◆ **Dataset records**

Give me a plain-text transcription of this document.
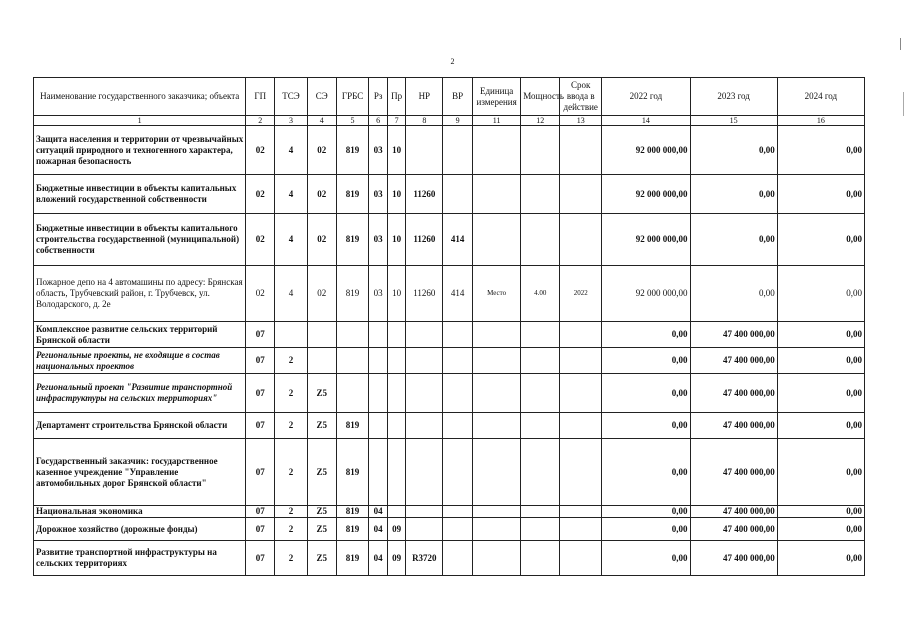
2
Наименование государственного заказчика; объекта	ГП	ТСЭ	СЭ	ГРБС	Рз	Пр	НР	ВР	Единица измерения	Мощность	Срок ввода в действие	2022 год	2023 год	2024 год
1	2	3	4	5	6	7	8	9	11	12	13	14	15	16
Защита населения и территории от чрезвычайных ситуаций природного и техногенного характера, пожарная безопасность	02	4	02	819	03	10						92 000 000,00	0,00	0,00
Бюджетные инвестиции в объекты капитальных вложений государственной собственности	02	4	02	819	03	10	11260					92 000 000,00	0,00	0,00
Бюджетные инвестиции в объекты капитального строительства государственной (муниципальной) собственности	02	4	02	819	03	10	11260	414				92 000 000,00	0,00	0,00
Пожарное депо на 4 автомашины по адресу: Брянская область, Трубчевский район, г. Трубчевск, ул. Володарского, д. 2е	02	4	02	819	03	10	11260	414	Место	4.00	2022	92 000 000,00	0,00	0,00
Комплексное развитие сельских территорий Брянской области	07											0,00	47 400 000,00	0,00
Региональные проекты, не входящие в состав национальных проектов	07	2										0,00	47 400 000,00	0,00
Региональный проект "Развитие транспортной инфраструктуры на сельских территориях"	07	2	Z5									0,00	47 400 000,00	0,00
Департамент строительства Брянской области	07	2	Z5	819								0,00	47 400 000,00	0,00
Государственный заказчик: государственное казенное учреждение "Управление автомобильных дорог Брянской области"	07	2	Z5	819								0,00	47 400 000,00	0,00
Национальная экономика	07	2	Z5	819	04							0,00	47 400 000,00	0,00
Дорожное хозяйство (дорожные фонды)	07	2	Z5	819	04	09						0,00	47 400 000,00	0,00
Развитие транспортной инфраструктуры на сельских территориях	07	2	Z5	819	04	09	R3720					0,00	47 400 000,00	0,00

...

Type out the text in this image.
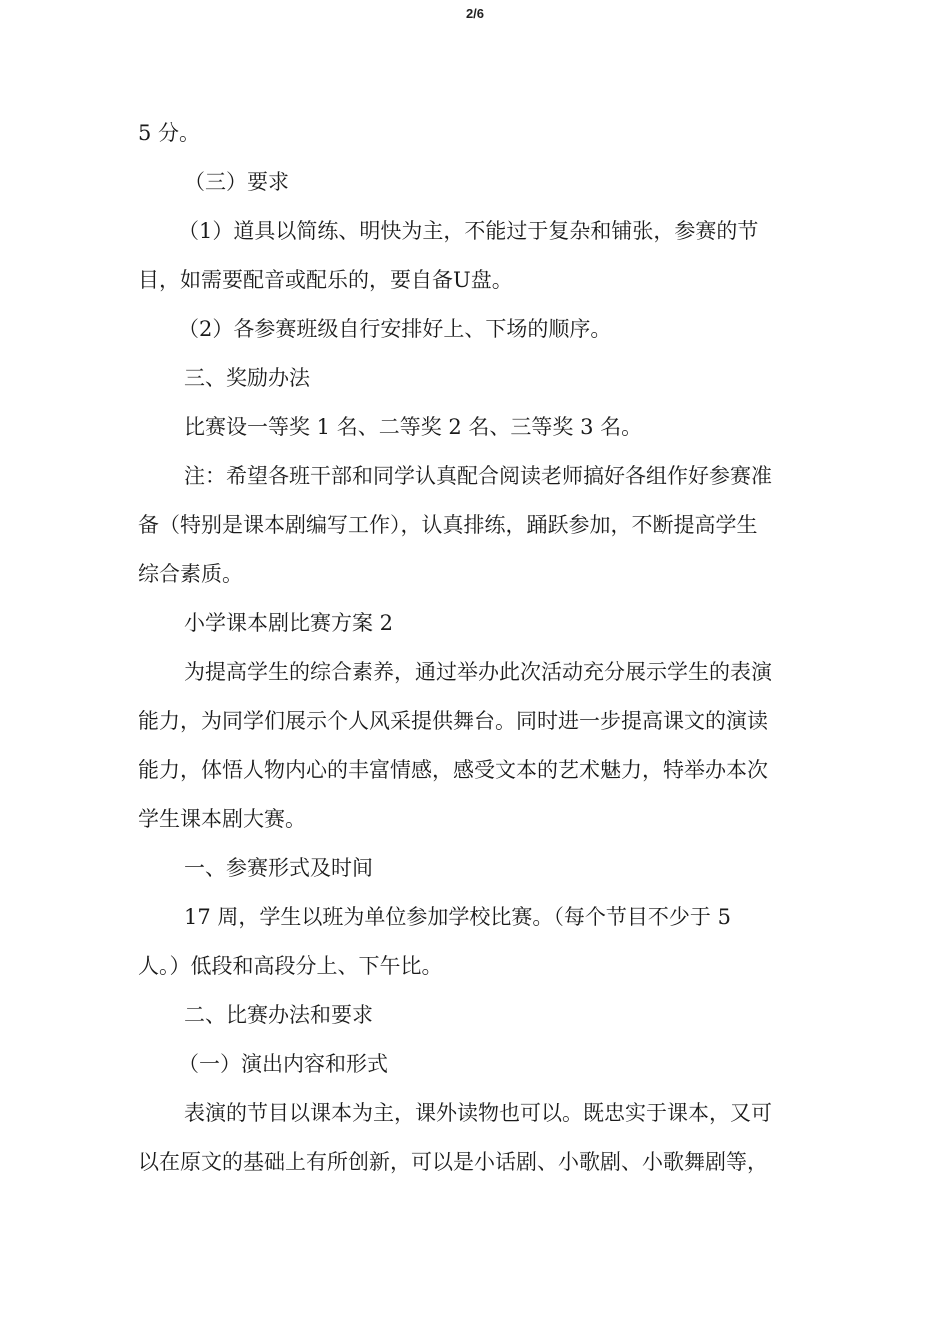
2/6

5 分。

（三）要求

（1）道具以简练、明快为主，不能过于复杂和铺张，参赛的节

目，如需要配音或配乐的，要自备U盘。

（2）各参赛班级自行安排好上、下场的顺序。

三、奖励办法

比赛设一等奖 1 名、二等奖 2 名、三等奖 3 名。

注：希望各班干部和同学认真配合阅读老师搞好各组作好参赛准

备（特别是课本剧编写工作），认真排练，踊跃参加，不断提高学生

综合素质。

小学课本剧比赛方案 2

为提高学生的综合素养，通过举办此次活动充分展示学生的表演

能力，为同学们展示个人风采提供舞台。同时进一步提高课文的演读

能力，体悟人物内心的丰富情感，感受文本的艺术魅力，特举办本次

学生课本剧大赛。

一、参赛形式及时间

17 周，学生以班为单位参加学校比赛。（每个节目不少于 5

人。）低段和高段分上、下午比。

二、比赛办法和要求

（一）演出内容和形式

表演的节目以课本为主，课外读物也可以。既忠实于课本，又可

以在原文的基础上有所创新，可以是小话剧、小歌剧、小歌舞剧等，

◆ **To do**
Tell how many lines in the material contain the word "объекты". Only the number is wanted.

◆ **Exercise response**
2